>> begin Data listing

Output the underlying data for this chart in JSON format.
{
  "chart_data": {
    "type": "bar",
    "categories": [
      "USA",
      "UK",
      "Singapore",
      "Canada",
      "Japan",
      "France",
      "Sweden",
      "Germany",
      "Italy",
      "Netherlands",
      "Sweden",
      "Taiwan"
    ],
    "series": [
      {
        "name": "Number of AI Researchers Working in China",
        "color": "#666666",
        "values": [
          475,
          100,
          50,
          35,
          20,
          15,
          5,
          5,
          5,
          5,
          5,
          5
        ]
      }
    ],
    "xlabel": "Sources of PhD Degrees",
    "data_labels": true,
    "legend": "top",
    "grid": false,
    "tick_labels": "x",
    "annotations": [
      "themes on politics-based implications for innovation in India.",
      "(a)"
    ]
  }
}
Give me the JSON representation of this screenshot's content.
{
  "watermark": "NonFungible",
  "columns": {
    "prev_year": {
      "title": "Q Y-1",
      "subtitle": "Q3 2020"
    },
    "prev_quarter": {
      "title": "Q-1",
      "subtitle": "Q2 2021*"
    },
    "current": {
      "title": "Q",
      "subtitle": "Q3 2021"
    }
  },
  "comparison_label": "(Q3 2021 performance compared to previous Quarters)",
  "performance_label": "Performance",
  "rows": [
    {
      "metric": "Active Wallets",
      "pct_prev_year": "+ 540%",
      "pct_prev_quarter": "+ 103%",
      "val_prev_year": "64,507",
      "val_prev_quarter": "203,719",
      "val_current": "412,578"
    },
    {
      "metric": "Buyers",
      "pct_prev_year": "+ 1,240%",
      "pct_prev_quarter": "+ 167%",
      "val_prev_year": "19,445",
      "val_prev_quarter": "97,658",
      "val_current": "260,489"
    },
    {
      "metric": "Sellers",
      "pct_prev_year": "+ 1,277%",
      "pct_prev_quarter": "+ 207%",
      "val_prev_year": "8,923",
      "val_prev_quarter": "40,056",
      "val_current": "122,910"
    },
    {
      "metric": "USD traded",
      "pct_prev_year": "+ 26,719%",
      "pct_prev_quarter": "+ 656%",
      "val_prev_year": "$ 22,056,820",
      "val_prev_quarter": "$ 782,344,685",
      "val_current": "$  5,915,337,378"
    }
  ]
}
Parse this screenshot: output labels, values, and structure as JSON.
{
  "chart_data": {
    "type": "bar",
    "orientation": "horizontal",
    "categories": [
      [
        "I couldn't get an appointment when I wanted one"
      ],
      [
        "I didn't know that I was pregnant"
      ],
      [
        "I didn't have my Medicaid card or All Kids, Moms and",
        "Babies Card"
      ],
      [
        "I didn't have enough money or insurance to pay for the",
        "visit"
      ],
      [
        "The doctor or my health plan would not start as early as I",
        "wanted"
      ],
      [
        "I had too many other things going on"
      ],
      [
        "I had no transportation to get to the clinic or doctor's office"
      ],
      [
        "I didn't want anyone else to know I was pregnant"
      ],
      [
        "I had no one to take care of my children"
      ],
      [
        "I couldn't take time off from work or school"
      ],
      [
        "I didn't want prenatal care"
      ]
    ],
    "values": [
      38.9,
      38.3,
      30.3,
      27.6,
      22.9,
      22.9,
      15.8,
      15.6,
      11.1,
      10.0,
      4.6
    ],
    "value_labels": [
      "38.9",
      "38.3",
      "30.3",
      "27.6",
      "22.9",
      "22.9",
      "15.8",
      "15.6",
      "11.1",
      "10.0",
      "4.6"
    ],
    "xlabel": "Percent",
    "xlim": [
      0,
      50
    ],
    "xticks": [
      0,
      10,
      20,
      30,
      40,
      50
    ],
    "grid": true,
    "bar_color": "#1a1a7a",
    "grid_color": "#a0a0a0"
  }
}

>> end Data listing

◆ **Prompt**
Work out the number of lines in this listing that include the word "care". Reply with that number only.

◆ **Output for this exercise**
2